[Items listed in a dataset]

* * *

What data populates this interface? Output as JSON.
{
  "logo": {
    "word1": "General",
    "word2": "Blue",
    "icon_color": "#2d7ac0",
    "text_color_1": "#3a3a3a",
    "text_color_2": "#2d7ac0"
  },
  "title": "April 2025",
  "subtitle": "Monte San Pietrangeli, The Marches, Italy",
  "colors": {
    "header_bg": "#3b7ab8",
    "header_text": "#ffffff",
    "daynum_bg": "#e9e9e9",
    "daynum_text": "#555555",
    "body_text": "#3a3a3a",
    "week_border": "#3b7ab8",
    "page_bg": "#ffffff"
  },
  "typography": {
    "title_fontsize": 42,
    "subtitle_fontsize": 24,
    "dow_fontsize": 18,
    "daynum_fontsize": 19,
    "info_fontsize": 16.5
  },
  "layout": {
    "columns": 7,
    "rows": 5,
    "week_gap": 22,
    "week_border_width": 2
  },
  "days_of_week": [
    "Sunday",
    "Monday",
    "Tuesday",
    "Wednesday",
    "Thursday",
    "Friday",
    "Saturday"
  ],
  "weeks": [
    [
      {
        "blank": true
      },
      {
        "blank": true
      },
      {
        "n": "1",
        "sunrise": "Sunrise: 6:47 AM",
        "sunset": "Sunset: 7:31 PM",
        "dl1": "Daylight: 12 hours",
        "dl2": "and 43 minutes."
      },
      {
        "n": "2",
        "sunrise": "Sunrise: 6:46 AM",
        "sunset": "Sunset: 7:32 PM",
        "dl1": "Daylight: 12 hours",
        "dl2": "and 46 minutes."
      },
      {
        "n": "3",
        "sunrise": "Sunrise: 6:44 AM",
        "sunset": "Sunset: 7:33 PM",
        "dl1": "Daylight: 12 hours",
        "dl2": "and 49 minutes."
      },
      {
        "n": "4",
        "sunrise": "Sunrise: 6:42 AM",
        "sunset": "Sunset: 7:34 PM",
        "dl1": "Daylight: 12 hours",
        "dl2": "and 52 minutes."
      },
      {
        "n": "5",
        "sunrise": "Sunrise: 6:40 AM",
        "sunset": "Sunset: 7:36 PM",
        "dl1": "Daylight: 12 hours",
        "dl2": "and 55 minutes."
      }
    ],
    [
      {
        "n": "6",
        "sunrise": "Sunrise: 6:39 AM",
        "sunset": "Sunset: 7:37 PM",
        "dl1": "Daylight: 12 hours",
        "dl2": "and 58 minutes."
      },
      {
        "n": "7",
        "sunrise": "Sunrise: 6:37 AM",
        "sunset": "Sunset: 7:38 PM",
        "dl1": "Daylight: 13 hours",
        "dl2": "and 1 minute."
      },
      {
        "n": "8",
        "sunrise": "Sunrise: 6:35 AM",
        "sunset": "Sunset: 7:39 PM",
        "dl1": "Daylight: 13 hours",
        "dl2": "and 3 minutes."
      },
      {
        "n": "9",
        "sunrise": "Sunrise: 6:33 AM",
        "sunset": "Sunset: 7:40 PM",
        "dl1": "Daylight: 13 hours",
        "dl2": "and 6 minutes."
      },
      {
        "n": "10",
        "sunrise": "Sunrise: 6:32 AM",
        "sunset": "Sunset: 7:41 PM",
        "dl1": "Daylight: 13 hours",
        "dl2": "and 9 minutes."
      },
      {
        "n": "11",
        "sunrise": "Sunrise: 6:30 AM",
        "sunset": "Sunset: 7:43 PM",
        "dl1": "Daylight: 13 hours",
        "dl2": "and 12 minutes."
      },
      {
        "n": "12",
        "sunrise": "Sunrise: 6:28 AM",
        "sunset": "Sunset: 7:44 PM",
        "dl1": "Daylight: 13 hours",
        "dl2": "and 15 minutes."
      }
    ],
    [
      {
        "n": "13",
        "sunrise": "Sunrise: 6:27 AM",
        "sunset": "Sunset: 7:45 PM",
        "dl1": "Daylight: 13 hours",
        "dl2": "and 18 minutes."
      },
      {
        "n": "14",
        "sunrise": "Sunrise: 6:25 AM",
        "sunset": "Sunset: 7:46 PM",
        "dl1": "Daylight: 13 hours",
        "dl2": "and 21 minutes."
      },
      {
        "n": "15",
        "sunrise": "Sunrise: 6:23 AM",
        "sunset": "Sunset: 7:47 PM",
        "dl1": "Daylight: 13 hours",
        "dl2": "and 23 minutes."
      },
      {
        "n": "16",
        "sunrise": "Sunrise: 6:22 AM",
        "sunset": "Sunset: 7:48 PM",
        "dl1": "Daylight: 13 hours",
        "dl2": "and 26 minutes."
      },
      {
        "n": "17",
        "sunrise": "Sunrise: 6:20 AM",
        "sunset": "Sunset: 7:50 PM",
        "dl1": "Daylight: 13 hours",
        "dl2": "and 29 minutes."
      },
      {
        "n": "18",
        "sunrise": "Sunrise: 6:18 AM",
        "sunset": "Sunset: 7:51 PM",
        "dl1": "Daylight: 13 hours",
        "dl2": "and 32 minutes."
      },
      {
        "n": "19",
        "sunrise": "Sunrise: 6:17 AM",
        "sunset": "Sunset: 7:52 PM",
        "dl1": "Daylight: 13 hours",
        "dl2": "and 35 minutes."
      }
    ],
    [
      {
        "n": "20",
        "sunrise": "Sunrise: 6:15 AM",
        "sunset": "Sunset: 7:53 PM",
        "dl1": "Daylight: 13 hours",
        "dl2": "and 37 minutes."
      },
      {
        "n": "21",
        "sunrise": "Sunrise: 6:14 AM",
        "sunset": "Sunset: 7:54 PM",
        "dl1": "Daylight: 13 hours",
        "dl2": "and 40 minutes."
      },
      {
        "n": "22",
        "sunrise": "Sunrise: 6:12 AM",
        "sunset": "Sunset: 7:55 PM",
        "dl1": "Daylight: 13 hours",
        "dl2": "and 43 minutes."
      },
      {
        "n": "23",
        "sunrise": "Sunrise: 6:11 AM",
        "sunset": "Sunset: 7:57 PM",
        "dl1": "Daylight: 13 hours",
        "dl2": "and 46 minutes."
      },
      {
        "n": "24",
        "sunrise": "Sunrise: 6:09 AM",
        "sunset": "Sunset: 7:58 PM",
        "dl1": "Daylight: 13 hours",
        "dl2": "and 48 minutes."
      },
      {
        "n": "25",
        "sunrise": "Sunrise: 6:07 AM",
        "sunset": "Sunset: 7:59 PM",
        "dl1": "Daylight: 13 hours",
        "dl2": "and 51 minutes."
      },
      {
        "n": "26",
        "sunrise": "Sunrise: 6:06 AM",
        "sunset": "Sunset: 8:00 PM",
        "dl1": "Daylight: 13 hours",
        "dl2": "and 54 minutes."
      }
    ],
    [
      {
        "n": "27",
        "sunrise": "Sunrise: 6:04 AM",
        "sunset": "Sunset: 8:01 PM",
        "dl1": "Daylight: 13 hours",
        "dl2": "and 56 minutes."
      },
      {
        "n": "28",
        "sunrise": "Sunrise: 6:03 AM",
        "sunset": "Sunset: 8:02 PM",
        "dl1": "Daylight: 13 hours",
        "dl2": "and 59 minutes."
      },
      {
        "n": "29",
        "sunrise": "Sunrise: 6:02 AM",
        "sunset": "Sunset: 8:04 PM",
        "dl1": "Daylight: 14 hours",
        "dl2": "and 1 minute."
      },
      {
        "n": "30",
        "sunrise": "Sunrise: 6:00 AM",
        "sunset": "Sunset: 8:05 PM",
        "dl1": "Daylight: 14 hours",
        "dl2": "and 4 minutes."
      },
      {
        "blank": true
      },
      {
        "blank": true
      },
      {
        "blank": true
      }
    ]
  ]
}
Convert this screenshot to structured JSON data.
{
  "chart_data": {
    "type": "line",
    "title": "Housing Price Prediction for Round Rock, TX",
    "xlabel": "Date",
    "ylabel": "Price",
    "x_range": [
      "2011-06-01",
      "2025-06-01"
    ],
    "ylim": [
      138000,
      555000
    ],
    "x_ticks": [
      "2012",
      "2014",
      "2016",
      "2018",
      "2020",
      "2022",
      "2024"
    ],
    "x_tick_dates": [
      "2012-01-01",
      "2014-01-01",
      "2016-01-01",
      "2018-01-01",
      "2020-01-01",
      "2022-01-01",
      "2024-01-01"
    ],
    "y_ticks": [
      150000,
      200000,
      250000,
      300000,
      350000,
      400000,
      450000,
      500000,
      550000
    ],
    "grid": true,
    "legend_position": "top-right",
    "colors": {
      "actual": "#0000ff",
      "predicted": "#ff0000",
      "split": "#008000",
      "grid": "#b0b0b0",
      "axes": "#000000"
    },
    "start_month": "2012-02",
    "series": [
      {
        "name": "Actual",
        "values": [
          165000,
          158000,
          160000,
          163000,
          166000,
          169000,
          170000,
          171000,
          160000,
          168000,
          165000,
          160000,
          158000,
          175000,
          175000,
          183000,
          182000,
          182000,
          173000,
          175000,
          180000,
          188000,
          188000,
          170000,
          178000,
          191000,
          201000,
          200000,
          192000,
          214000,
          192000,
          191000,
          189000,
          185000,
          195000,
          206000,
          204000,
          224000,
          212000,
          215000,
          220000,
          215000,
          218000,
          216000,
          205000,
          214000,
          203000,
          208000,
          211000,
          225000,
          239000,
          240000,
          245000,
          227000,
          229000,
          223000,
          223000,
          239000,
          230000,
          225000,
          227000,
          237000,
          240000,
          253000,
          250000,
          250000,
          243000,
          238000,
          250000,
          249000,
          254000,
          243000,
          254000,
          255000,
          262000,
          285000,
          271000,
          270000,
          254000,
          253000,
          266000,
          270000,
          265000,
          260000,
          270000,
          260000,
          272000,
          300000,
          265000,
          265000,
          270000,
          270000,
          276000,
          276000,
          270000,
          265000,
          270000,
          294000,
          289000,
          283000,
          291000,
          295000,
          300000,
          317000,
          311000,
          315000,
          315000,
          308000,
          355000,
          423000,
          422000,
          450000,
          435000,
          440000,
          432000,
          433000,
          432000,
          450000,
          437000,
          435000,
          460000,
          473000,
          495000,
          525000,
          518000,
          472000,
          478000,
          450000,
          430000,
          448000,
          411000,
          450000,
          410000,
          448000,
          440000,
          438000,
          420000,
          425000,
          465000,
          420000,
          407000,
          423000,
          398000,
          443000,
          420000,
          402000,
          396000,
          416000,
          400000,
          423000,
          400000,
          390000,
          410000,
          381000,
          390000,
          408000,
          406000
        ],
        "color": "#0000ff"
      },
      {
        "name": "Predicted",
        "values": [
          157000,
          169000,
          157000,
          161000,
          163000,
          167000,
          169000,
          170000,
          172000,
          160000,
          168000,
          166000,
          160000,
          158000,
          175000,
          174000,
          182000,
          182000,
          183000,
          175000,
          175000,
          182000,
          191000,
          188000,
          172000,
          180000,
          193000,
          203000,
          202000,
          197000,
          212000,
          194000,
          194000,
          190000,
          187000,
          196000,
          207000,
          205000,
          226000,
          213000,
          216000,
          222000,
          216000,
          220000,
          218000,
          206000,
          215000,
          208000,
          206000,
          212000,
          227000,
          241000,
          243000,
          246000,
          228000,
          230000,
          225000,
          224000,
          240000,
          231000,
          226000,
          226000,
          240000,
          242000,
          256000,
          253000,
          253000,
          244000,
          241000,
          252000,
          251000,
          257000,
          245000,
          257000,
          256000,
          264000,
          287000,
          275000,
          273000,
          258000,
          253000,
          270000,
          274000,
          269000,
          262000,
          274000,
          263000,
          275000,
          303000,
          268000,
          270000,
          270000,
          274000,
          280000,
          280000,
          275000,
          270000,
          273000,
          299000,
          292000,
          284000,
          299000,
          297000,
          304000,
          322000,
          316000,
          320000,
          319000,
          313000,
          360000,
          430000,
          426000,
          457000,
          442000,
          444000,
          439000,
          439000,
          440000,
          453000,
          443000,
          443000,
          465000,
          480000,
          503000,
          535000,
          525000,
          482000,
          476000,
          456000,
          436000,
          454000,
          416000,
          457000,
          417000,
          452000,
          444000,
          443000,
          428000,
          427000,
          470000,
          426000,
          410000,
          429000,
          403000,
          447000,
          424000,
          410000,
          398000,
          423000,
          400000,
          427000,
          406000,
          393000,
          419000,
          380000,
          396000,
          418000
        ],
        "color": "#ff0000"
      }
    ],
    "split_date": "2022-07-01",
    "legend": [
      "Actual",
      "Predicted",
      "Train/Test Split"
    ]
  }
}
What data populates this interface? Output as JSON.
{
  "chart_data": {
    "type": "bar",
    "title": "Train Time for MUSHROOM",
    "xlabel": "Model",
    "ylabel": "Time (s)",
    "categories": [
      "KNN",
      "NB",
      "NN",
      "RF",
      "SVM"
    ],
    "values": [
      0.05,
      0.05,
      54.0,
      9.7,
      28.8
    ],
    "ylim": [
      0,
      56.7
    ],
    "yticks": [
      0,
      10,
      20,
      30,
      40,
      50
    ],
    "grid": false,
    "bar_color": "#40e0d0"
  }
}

* * *

EXERCISE TASK = Check each line above for the word "Price" and give the number of lines that have it, nothing else.

FINAL RESULT = 2